-- INPUT DATA --
━━━━━━━━━━━━━━━━━━━━━━━━━━━━━━
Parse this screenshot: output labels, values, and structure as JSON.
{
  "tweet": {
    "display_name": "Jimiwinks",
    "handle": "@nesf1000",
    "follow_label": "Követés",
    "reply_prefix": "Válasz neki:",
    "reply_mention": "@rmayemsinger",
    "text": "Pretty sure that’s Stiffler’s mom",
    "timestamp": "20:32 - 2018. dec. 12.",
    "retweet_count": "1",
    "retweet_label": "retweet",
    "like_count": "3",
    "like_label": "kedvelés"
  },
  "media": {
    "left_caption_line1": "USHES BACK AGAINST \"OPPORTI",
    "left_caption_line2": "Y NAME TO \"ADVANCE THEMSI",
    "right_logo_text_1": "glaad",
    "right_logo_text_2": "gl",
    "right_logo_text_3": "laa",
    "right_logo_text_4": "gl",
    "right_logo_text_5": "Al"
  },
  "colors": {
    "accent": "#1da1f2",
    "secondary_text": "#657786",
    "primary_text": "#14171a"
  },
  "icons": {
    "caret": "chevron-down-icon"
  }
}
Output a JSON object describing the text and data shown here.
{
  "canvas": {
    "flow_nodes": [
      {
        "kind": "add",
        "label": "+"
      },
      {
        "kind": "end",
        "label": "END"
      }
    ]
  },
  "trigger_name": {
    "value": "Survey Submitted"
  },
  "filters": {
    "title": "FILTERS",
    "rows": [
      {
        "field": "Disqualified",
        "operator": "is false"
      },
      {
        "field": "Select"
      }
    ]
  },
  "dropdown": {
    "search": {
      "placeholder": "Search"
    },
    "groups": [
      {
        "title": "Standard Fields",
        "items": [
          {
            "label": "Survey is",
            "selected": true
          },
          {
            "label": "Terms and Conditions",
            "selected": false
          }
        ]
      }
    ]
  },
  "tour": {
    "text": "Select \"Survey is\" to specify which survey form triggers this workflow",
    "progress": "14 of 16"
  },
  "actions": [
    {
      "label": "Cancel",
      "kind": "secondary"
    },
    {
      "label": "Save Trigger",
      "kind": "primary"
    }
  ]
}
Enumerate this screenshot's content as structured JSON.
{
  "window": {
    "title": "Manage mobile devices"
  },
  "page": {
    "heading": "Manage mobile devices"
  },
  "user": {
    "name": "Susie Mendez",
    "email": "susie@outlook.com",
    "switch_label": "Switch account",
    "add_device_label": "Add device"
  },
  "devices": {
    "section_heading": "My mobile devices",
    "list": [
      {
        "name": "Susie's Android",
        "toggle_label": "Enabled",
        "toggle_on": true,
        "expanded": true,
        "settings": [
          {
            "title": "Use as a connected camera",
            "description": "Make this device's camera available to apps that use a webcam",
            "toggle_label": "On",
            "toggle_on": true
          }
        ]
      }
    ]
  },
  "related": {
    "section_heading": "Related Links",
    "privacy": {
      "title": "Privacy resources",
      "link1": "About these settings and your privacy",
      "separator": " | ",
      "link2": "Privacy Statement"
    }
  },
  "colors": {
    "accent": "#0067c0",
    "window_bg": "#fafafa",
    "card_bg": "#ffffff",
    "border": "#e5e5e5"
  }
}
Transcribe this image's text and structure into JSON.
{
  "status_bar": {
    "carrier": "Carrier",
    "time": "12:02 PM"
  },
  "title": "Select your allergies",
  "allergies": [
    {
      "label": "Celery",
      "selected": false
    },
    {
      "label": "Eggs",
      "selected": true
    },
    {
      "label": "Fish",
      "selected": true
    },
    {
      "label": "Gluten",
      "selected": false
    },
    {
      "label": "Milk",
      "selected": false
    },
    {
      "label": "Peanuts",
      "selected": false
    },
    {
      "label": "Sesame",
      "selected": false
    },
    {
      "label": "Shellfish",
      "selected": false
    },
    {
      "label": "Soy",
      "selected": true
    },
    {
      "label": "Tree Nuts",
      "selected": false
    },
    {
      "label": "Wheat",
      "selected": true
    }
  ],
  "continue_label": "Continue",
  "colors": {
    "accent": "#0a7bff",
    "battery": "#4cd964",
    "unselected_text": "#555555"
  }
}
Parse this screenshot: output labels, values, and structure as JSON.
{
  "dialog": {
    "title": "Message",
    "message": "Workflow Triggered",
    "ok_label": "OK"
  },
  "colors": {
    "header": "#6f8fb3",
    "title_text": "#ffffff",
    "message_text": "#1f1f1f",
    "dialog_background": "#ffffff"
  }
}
━━━━━━━━━━━━━━━━━━━━━━━━━━━━━━
-- AIM OF THE EXERCISE --
Restate the whole listing exactly.

-- THE REPLY --
Parse this screenshot: output labels, values, and structure as JSON.
{
  "tweet": {
    "display_name": "Jimiwinks",
    "handle": "@nesf1000",
    "follow_label": "Követés",
    "reply_prefix": "Válasz neki:",
    "reply_mention": "@rmayemsinger",
    "text": "Pretty sure that’s Stiffler’s mom",
    "timestamp": "20:32 - 2018. dec. 12.",
    "retweet_count": "1",
    "retweet_label": "retweet",
    "like_count": "3",
    "like_label": "kedvelés"
  },
  "media": {
    "left_caption_line1": "USHES BACK AGAINST \"OPPORTI",
    "left_caption_line2": "Y NAME TO \"ADVANCE THEMSI",
    "right_logo_text_1": "glaad",
    "right_logo_text_2": "gl",
    "right_logo_text_3": "laa",
    "right_logo_text_4": "gl",
    "right_logo_text_5": "Al"
  },
  "colors": {
    "accent": "#1da1f2",
    "secondary_text": "#657786",
    "primary_text": "#14171a"
  },
  "icons": {
    "caret": "chevron-down-icon"
  }
}
Output a JSON object describing the text and data shown here.
{
  "canvas": {
    "flow_nodes": [
      {
        "kind": "add",
        "label": "+"
      },
      {
        "kind": "end",
        "label": "END"
      }
    ]
  },
  "trigger_name": {
    "value": "Survey Submitted"
  },
  "filters": {
    "title": "FILTERS",
    "rows": [
      {
        "field": "Disqualified",
        "operator": "is false"
      },
      {
        "field": "Select"
      }
    ]
  },
  "dropdown": {
    "search": {
      "placeholder": "Search"
    },
    "groups": [
      {
        "title": "Standard Fields",
        "items": [
          {
            "label": "Survey is",
            "selected": true
          },
          {
            "label": "Terms and Conditions",
            "selected": false
          }
        ]
      }
    ]
  },
  "tour": {
    "text": "Select \"Survey is\" to specify which survey form triggers this workflow",
    "progress": "14 of 16"
  },
  "actions": [
    {
      "label": "Cancel",
      "kind": "secondary"
    },
    {
      "label": "Save Trigger",
      "kind": "primary"
    }
  ]
}
Enumerate this screenshot's content as structured JSON.
{
  "window": {
    "title": "Manage mobile devices"
  },
  "page": {
    "heading": "Manage mobile devices"
  },
  "user": {
    "name": "Susie Mendez",
    "email": "susie@outlook.com",
    "switch_label": "Switch account",
    "add_device_label": "Add device"
  },
  "devices": {
    "section_heading": "My mobile devices",
    "list": [
      {
        "name": "Susie's Android",
        "toggle_label": "Enabled",
        "toggle_on": true,
        "expanded": true,
        "settings": [
          {
            "title": "Use as a connected camera",
            "description": "Make this device's camera available to apps that use a webcam",
            "toggle_label": "On",
            "toggle_on": true
          }
        ]
      }
    ]
  },
  "related": {
    "section_heading": "Related Links",
    "privacy": {
      "title": "Privacy resources",
      "link1": "About these settings and your privacy",
      "separator": " | ",
      "link2": "Privacy Statement"
    }
  },
  "colors": {
    "accent": "#0067c0",
    "window_bg": "#fafafa",
    "card_bg": "#ffffff",
    "border": "#e5e5e5"
  }
}
Transcribe this image's text and structure into JSON.
{
  "status_bar": {
    "carrier": "Carrier",
    "time": "12:02 PM"
  },
  "title": "Select your allergies",
  "allergies": [
    {
      "label": "Celery",
      "selected": false
    },
    {
      "label": "Eggs",
      "selected": true
    },
    {
      "label": "Fish",
      "selected": true
    },
    {
      "label": "Gluten",
      "selected": false
    },
    {
      "label": "Milk",
      "selected": false
    },
    {
      "label": "Peanuts",
      "selected": false
    },
    {
      "label": "Sesame",
      "selected": false
    },
    {
      "label": "Shellfish",
      "selected": false
    },
    {
      "label": "Soy",
      "selected": true
    },
    {
      "label": "Tree Nuts",
      "selected": false
    },
    {
      "label": "Wheat",
      "selected": true
    }
  ],
  "continue_label": "Continue",
  "colors": {
    "accent": "#0a7bff",
    "battery": "#4cd964",
    "unselected_text": "#555555"
  }
}
Parse this screenshot: output labels, values, and structure as JSON.
{
  "dialog": {
    "title": "Message",
    "message": "Workflow Triggered",
    "ok_label": "OK"
  },
  "colors": {
    "header": "#6f8fb3",
    "title_text": "#ffffff",
    "message_text": "#1f1f1f",
    "dialog_background": "#ffffff"
  }
}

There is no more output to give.